TASK DESCRIPTION:
Check each line of the listing below for the string "climatology", and copy the ones that have it.

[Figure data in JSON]
——————————

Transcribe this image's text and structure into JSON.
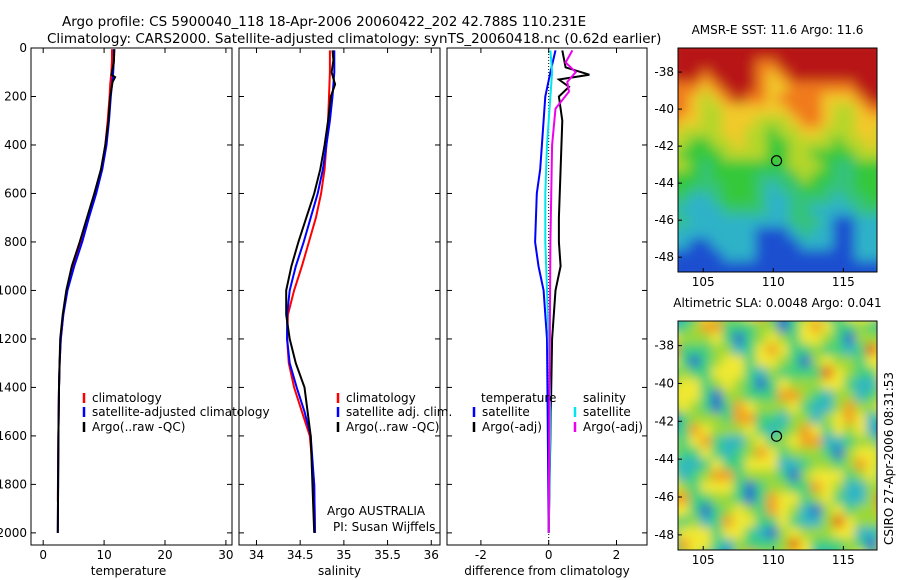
{
  "figure": {
    "title_line1": "Argo profile: CS 5900040_118 18-Apr-2006 20060422_202 42.788S 110.231E",
    "title_line2": "Climatology: CARS2000. Satellite-adjusted climatology: synTS_20060418.nc (0.62d earlier)",
    "side_stamp": "CSIRO 27-Apr-2006 08:31:53",
    "credit_line1": "Argo AUSTRALIA",
    "credit_line2": "PI: Susan Wijffels"
  },
  "colors": {
    "climatology": "#ff0000",
    "satellite": "#0000ff",
    "argo": "#000000",
    "sal_satellite": "#00e5ee",
    "sal_argo": "#ee00ee"
  },
  "chart_data": [
    {
      "type": "line",
      "id": "temp",
      "xlabel": "temperature",
      "ylabel": "",
      "xlim": [
        -2,
        31
      ],
      "ylim": [
        2050,
        0
      ],
      "y_reversed": true,
      "xticks": [
        0,
        10,
        20,
        30
      ],
      "xtick_labels": [
        "0",
        "10",
        "20",
        "30"
      ],
      "yticks": [
        0,
        200,
        400,
        600,
        800,
        1000,
        1200,
        1400,
        1600,
        1800,
        2000
      ],
      "ytick_labels": [
        "0",
        "200",
        "400",
        "600",
        "800",
        "1000",
        "1200",
        "1400",
        "1600",
        "1800",
        "2000"
      ],
      "legend": [
        "climatology",
        "satellite-adjusted climatology",
        "Argo(..raw -QC)"
      ],
      "legend_position": "lower-right",
      "series": [
        {
          "name": "climatology",
          "color_key": "climatology",
          "x": [
            11.3,
            11.3,
            11.2,
            11.0,
            10.9,
            10.6,
            10.2,
            9.6,
            8.5,
            7.3,
            6.2,
            4.9,
            3.9,
            3.3,
            2.9,
            2.7,
            2.6,
            2.5,
            2.4
          ],
          "y": [
            5,
            50,
            100,
            150,
            200,
            300,
            400,
            500,
            600,
            700,
            800,
            900,
            1000,
            1100,
            1200,
            1300,
            1400,
            1600,
            1870
          ]
        },
        {
          "name": "satellite-adjusted climatology",
          "color_key": "satellite",
          "x": [
            11.6,
            11.6,
            11.5,
            11.3,
            11.1,
            10.8,
            10.4,
            9.7,
            8.7,
            7.5,
            6.4,
            5.1,
            4.0,
            3.3,
            2.9,
            2.7,
            2.6,
            2.5,
            2.4
          ],
          "y": [
            5,
            50,
            100,
            150,
            200,
            300,
            400,
            500,
            600,
            700,
            800,
            900,
            1000,
            1100,
            1200,
            1300,
            1400,
            1600,
            2000
          ]
        },
        {
          "name": "Argo(..raw -QC)",
          "color_key": "argo",
          "x": [
            11.7,
            11.6,
            11.2,
            11.8,
            11.4,
            11.0,
            10.7,
            10.2,
            9.5,
            8.4,
            7.2,
            6.0,
            4.7,
            3.8,
            3.2,
            2.8,
            2.6,
            2.5,
            2.4
          ],
          "y": [
            5,
            60,
            110,
            120,
            140,
            200,
            300,
            400,
            500,
            600,
            700,
            800,
            900,
            1000,
            1100,
            1200,
            1400,
            1600,
            2000
          ]
        }
      ]
    },
    {
      "type": "line",
      "id": "sal",
      "xlabel": "salinity",
      "ylabel": "",
      "xlim": [
        33.8,
        36.1
      ],
      "ylim": [
        2050,
        0
      ],
      "y_reversed": true,
      "xticks": [
        34,
        34.5,
        35,
        35.5,
        36
      ],
      "xtick_labels": [
        "34",
        "34.5",
        "35",
        "35.5",
        "36"
      ],
      "legend": [
        "climatology",
        "satellite adj. clim.",
        "Argo(..raw -QC)"
      ],
      "legend_position": "lower-right",
      "series": [
        {
          "name": "climatology",
          "color_key": "climatology",
          "x": [
            34.84,
            34.84,
            34.83,
            34.82,
            34.8,
            34.78,
            34.74,
            34.68,
            34.6,
            34.52,
            34.43,
            34.36,
            34.35,
            34.37,
            34.43,
            34.52,
            34.61,
            34.66,
            34.67
          ],
          "y": [
            10,
            100,
            200,
            300,
            400,
            500,
            600,
            700,
            800,
            900,
            1000,
            1100,
            1200,
            1300,
            1400,
            1500,
            1600,
            1800,
            2000
          ]
        },
        {
          "name": "satellite adj. clim.",
          "color_key": "satellite",
          "x": [
            34.89,
            34.89,
            34.87,
            34.84,
            34.8,
            34.76,
            34.7,
            34.62,
            34.54,
            34.45,
            34.38,
            34.35,
            34.35,
            34.38,
            34.46,
            34.55,
            34.62,
            34.66,
            34.67
          ],
          "y": [
            10,
            100,
            200,
            300,
            400,
            500,
            600,
            700,
            800,
            900,
            1000,
            1100,
            1200,
            1300,
            1400,
            1500,
            1600,
            1800,
            2000
          ]
        },
        {
          "name": "Argo(..raw -QC)",
          "color_key": "argo",
          "x": [
            34.87,
            34.88,
            34.86,
            34.9,
            34.85,
            34.82,
            34.78,
            34.73,
            34.66,
            34.57,
            34.48,
            34.4,
            34.34,
            34.34,
            34.38,
            34.45,
            34.55,
            34.62,
            34.66
          ],
          "y": [
            10,
            50,
            100,
            150,
            200,
            300,
            400,
            500,
            600,
            700,
            800,
            900,
            1000,
            1100,
            1200,
            1300,
            1400,
            1600,
            2000
          ]
        }
      ]
    },
    {
      "type": "line",
      "id": "diff",
      "xlabel": "difference from climatology",
      "ylabel": "",
      "xlim": [
        -3.0,
        2.9
      ],
      "ylim": [
        2050,
        0
      ],
      "y_reversed": true,
      "xticks": [
        -2,
        0,
        2
      ],
      "xtick_labels": [
        "-2",
        "0",
        "2"
      ],
      "legend_headers": [
        "temperature",
        "salinity"
      ],
      "legend": [
        "satellite",
        "Argo(-adj)",
        "satellite",
        "Argo(-adj)"
      ],
      "legend_position": "lower-right",
      "series": [
        {
          "name": "temperature satellite",
          "color_key": "satellite",
          "x": [
            0.2,
            0.05,
            -0.1,
            -0.15,
            -0.2,
            -0.25,
            -0.35,
            -0.4,
            -0.3,
            -0.15,
            -0.05,
            0
          ],
          "y": [
            10,
            100,
            200,
            300,
            400,
            500,
            600,
            800,
            900,
            1000,
            1200,
            2000
          ]
        },
        {
          "name": "temperature Argo(-adj)",
          "color_key": "argo",
          "x": [
            0.4,
            0.5,
            1.2,
            0.3,
            0.6,
            0.3,
            0.4,
            0.35,
            0.3,
            0.3,
            0.35,
            0.2,
            0.1,
            0
          ],
          "y": [
            10,
            80,
            110,
            130,
            160,
            200,
            300,
            500,
            700,
            800,
            900,
            1000,
            1200,
            2000
          ]
        },
        {
          "name": "salinity satellite",
          "color_key": "sal_satellite",
          "x": [
            0.05,
            0.1,
            0.05,
            0.0,
            -0.05,
            -0.1,
            -0.1,
            -0.05,
            0.0,
            0.05,
            0.0
          ],
          "y": [
            10,
            100,
            200,
            300,
            400,
            600,
            800,
            1000,
            1200,
            1500,
            2000
          ]
        },
        {
          "name": "salinity Argo(-adj)",
          "color_key": "sal_argo",
          "x": [
            0.7,
            0.5,
            0.8,
            0.55,
            0.6,
            0.2,
            0.1,
            0.05,
            0.0
          ],
          "y": [
            10,
            60,
            100,
            140,
            180,
            250,
            400,
            800,
            2000
          ]
        }
      ]
    },
    {
      "type": "heatmap",
      "id": "sst",
      "title": "AMSR-E SST: 11.6 Argo: 11.6",
      "xlim": [
        103.2,
        117.4
      ],
      "ylim": [
        -48.8,
        -36.7
      ],
      "xticks": [
        105,
        110,
        115
      ],
      "xtick_labels": [
        "105",
        "110",
        "115"
      ],
      "yticks": [
        -38,
        -40,
        -42,
        -44,
        -46,
        -48
      ],
      "ytick_labels": [
        "-38",
        "-40",
        "-42",
        "-44",
        "-46",
        "-48"
      ],
      "marker": {
        "lon": 110.231,
        "lat": -42.788
      }
    },
    {
      "type": "heatmap",
      "id": "sla",
      "title": "Altimetric SLA: 0.0048 Argo: 0.041",
      "xlim": [
        103.2,
        117.4
      ],
      "ylim": [
        -48.8,
        -36.7
      ],
      "xticks": [
        105,
        110,
        115
      ],
      "xtick_labels": [
        "105",
        "110",
        "115"
      ],
      "yticks": [
        -38,
        -40,
        -42,
        -44,
        -46,
        -48
      ],
      "ytick_labels": [
        "-38",
        "-40",
        "-42",
        "-44",
        "-46",
        "-48"
      ],
      "marker": {
        "lon": 110.231,
        "lat": -42.788
      }
    }
  ]
}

——————————

WRITTEN REPLY:
    "title_line2": "Climatology: CARS2000. Satellite-adjusted climatology: synTS_20060418.nc (0.62d earlier)",
    "climatology": "#ff0000",
        "climatology",
        "satellite-adjusted climatology",
          "name": "climatology",
          "color_key": "climatology",
          "name": "satellite-adjusted climatology",
        "climatology",
          "name": "climatology",
          "color_key": "climatology",
      "xlabel": "difference from climatology",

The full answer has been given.